▶ **What you should do**
Give back the entire listing verbatim.

____ Data for the task

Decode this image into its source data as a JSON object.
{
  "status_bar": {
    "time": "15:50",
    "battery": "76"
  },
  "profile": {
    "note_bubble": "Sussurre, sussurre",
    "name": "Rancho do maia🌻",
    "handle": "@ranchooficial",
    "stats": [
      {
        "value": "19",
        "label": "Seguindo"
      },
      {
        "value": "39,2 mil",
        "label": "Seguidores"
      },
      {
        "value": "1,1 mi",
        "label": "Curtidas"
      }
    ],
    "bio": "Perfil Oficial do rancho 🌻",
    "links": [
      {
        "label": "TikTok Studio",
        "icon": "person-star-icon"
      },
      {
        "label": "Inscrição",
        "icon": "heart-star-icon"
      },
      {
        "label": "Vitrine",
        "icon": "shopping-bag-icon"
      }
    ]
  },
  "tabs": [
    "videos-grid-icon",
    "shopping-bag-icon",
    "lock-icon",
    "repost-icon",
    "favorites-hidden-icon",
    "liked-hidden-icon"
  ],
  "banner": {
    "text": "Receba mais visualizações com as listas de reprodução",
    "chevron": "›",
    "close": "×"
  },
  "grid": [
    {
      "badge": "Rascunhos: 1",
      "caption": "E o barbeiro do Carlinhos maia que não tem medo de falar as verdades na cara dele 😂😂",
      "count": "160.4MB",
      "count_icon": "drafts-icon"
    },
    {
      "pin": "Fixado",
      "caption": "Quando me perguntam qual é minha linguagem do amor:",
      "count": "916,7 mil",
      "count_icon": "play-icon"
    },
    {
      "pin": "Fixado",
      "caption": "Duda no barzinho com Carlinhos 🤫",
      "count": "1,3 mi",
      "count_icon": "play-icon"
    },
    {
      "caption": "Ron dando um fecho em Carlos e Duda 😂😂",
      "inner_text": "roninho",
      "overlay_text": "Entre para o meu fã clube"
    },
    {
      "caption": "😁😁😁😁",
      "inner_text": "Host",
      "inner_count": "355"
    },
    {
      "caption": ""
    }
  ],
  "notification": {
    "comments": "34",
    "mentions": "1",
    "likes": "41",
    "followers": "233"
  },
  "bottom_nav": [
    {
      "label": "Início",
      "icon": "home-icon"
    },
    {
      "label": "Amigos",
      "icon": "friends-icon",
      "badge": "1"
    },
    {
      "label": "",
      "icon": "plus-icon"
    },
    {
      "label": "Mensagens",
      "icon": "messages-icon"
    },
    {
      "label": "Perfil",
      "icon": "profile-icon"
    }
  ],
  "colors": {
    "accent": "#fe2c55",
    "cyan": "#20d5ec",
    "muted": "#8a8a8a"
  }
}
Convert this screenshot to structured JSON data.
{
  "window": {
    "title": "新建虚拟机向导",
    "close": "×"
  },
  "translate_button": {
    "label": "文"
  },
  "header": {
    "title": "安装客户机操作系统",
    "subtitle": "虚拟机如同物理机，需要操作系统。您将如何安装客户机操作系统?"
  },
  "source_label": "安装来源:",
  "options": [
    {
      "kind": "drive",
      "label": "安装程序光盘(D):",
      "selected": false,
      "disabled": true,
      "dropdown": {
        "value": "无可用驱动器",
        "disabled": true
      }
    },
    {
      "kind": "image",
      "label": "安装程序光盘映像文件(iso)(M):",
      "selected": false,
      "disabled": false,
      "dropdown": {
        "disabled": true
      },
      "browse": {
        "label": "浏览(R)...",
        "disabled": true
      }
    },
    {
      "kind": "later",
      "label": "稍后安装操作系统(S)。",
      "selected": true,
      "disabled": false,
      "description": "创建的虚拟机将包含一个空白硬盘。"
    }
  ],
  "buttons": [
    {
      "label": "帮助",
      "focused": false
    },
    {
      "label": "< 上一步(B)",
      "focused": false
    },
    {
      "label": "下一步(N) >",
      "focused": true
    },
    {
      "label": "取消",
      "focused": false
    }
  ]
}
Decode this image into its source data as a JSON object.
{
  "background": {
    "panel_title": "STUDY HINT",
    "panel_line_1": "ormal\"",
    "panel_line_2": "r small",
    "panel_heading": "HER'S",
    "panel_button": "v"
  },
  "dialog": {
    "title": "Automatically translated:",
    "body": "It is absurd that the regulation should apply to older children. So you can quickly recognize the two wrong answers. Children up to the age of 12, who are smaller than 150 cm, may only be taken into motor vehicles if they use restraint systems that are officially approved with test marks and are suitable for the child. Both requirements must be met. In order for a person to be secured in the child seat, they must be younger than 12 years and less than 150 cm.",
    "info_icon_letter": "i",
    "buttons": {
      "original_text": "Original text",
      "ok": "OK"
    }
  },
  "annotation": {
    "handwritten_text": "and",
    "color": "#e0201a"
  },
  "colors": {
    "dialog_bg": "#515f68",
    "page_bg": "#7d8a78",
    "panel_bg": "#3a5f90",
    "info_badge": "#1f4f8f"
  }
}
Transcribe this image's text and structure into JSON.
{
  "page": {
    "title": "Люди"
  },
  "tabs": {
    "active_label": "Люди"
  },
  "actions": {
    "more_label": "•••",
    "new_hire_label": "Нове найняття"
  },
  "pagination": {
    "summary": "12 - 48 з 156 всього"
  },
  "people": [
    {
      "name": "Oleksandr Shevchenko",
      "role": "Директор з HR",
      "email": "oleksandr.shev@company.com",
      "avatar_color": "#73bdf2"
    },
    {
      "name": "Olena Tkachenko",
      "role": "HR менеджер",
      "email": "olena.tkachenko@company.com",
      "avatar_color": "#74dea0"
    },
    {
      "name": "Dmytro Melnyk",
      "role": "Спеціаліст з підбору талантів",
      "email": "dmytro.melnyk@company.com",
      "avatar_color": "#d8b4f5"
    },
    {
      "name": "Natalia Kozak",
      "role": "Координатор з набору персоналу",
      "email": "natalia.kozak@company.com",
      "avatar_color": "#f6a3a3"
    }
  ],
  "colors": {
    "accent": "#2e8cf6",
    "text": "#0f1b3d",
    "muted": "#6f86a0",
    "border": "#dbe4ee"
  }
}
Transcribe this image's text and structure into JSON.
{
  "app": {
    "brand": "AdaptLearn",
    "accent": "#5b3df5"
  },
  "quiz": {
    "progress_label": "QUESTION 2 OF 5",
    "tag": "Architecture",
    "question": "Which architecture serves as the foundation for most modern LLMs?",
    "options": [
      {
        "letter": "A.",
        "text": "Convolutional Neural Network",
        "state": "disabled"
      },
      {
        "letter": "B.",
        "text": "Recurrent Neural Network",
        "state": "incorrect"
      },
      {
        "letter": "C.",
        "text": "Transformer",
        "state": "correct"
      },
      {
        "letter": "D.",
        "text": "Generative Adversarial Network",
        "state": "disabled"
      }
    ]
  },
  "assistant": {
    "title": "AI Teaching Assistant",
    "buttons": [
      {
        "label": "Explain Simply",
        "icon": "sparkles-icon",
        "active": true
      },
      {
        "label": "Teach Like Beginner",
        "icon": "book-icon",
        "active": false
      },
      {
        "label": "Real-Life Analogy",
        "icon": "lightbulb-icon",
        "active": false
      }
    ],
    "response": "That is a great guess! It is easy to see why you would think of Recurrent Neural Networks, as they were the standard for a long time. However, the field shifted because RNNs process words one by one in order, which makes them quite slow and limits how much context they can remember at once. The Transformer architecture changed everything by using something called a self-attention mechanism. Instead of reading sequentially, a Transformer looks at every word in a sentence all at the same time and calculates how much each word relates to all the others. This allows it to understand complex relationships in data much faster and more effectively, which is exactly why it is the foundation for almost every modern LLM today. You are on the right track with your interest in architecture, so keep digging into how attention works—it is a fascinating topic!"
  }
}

________

▶ **Final result**
Decode this image into its source data as a JSON object.
{
  "status_bar": {
    "time": "15:50",
    "battery": "76"
  },
  "profile": {
    "note_bubble": "Sussurre, sussurre",
    "name": "Rancho do maia🌻",
    "handle": "@ranchooficial",
    "stats": [
      {
        "value": "19",
        "label": "Seguindo"
      },
      {
        "value": "39,2 mil",
        "label": "Seguidores"
      },
      {
        "value": "1,1 mi",
        "label": "Curtidas"
      }
    ],
    "bio": "Perfil Oficial do rancho 🌻",
    "links": [
      {
        "label": "TikTok Studio",
        "icon": "person-star-icon"
      },
      {
        "label": "Inscrição",
        "icon": "heart-star-icon"
      },
      {
        "label": "Vitrine",
        "icon": "shopping-bag-icon"
      }
    ]
  },
  "tabs": [
    "videos-grid-icon",
    "shopping-bag-icon",
    "lock-icon",
    "repost-icon",
    "favorites-hidden-icon",
    "liked-hidden-icon"
  ],
  "banner": {
    "text": "Receba mais visualizações com as listas de reprodução",
    "chevron": "›",
    "close": "×"
  },
  "grid": [
    {
      "badge": "Rascunhos: 1",
      "caption": "E o barbeiro do Carlinhos maia que não tem medo de falar as verdades na cara dele 😂😂",
      "count": "160.4MB",
      "count_icon": "drafts-icon"
    },
    {
      "pin": "Fixado",
      "caption": "Quando me perguntam qual é minha linguagem do amor:",
      "count": "916,7 mil",
      "count_icon": "play-icon"
    },
    {
      "pin": "Fixado",
      "caption": "Duda no barzinho com Carlinhos 🤫",
      "count": "1,3 mi",
      "count_icon": "play-icon"
    },
    {
      "caption": "Ron dando um fecho em Carlos e Duda 😂😂",
      "inner_text": "roninho",
      "overlay_text": "Entre para o meu fã clube"
    },
    {
      "caption": "😁😁😁😁",
      "inner_text": "Host",
      "inner_count": "355"
    },
    {
      "caption": ""
    }
  ],
  "notification": {
    "comments": "34",
    "mentions": "1",
    "likes": "41",
    "followers": "233"
  },
  "bottom_nav": [
    {
      "label": "Início",
      "icon": "home-icon"
    },
    {
      "label": "Amigos",
      "icon": "friends-icon",
      "badge": "1"
    },
    {
      "label": "",
      "icon": "plus-icon"
    },
    {
      "label": "Mensagens",
      "icon": "messages-icon"
    },
    {
      "label": "Perfil",
      "icon": "profile-icon"
    }
  ],
  "colors": {
    "accent": "#fe2c55",
    "cyan": "#20d5ec",
    "muted": "#8a8a8a"
  }
}
Convert this screenshot to structured JSON data.
{
  "window": {
    "title": "新建虚拟机向导",
    "close": "×"
  },
  "translate_button": {
    "label": "文"
  },
  "header": {
    "title": "安装客户机操作系统",
    "subtitle": "虚拟机如同物理机，需要操作系统。您将如何安装客户机操作系统?"
  },
  "source_label": "安装来源:",
  "options": [
    {
      "kind": "drive",
      "label": "安装程序光盘(D):",
      "selected": false,
      "disabled": true,
      "dropdown": {
        "value": "无可用驱动器",
        "disabled": true
      }
    },
    {
      "kind": "image",
      "label": "安装程序光盘映像文件(iso)(M):",
      "selected": false,
      "disabled": false,
      "dropdown": {
        "disabled": true
      },
      "browse": {
        "label": "浏览(R)...",
        "disabled": true
      }
    },
    {
      "kind": "later",
      "label": "稍后安装操作系统(S)。",
      "selected": true,
      "disabled": false,
      "description": "创建的虚拟机将包含一个空白硬盘。"
    }
  ],
  "buttons": [
    {
      "label": "帮助",
      "focused": false
    },
    {
      "label": "< 上一步(B)",
      "focused": false
    },
    {
      "label": "下一步(N) >",
      "focused": true
    },
    {
      "label": "取消",
      "focused": false
    }
  ]
}
Decode this image into its source data as a JSON object.
{
  "background": {
    "panel_title": "STUDY HINT",
    "panel_line_1": "ormal\"",
    "panel_line_2": "r small",
    "panel_heading": "HER'S",
    "panel_button": "v"
  },
  "dialog": {
    "title": "Automatically translated:",
    "body": "It is absurd that the regulation should apply to older children. So you can quickly recognize the two wrong answers. Children up to the age of 12, who are smaller than 150 cm, may only be taken into motor vehicles if they use restraint systems that are officially approved with test marks and are suitable for the child. Both requirements must be met. In order for a person to be secured in the child seat, they must be younger than 12 years and less than 150 cm.",
    "info_icon_letter": "i",
    "buttons": {
      "original_text": "Original text",
      "ok": "OK"
    }
  },
  "annotation": {
    "handwritten_text": "and",
    "color": "#e0201a"
  },
  "colors": {
    "dialog_bg": "#515f68",
    "page_bg": "#7d8a78",
    "panel_bg": "#3a5f90",
    "info_badge": "#1f4f8f"
  }
}
Transcribe this image's text and structure into JSON.
{
  "page": {
    "title": "Люди"
  },
  "tabs": {
    "active_label": "Люди"
  },
  "actions": {
    "more_label": "•••",
    "new_hire_label": "Нове найняття"
  },
  "pagination": {
    "summary": "12 - 48 з 156 всього"
  },
  "people": [
    {
      "name": "Oleksandr Shevchenko",
      "role": "Директор з HR",
      "email": "oleksandr.shev@company.com",
      "avatar_color": "#73bdf2"
    },
    {
      "name": "Olena Tkachenko",
      "role": "HR менеджер",
      "email": "olena.tkachenko@company.com",
      "avatar_color": "#74dea0"
    },
    {
      "name": "Dmytro Melnyk",
      "role": "Спеціаліст з підбору талантів",
      "email": "dmytro.melnyk@company.com",
      "avatar_color": "#d8b4f5"
    },
    {
      "name": "Natalia Kozak",
      "role": "Координатор з набору персоналу",
      "email": "natalia.kozak@company.com",
      "avatar_color": "#f6a3a3"
    }
  ],
  "colors": {
    "accent": "#2e8cf6",
    "text": "#0f1b3d",
    "muted": "#6f86a0",
    "border": "#dbe4ee"
  }
}
Transcribe this image's text and structure into JSON.
{
  "app": {
    "brand": "AdaptLearn",
    "accent": "#5b3df5"
  },
  "quiz": {
    "progress_label": "QUESTION 2 OF 5",
    "tag": "Architecture",
    "question": "Which architecture serves as the foundation for most modern LLMs?",
    "options": [
      {
        "letter": "A.",
        "text": "Convolutional Neural Network",
        "state": "disabled"
      },
      {
        "letter": "B.",
        "text": "Recurrent Neural Network",
        "state": "incorrect"
      },
      {
        "letter": "C.",
        "text": "Transformer",
        "state": "correct"
      },
      {
        "letter": "D.",
        "text": "Generative Adversarial Network",
        "state": "disabled"
      }
    ]
  },
  "assistant": {
    "title": "AI Teaching Assistant",
    "buttons": [
      {
        "label": "Explain Simply",
        "icon": "sparkles-icon",
        "active": true
      },
      {
        "label": "Teach Like Beginner",
        "icon": "book-icon",
        "active": false
      },
      {
        "label": "Real-Life Analogy",
        "icon": "lightbulb-icon",
        "active": false
      }
    ],
    "response": "That is a great guess! It is easy to see why you would think of Recurrent Neural Networks, as they were the standard for a long time. However, the field shifted because RNNs process words one by one in order, which makes them quite slow and limits how much context they can remember at once. The Transformer architecture changed everything by using something called a self-attention mechanism. Instead of reading sequentially, a Transformer looks at every word in a sentence all at the same time and calculates how much each word relates to all the others. This allows it to understand complex relationships in data much faster and more effectively, which is exactly why it is the foundation for almost every modern LLM today. You are on the right track with your interest in architecture, so keep digging into how attention works—it is a fascinating topic!"
  }
}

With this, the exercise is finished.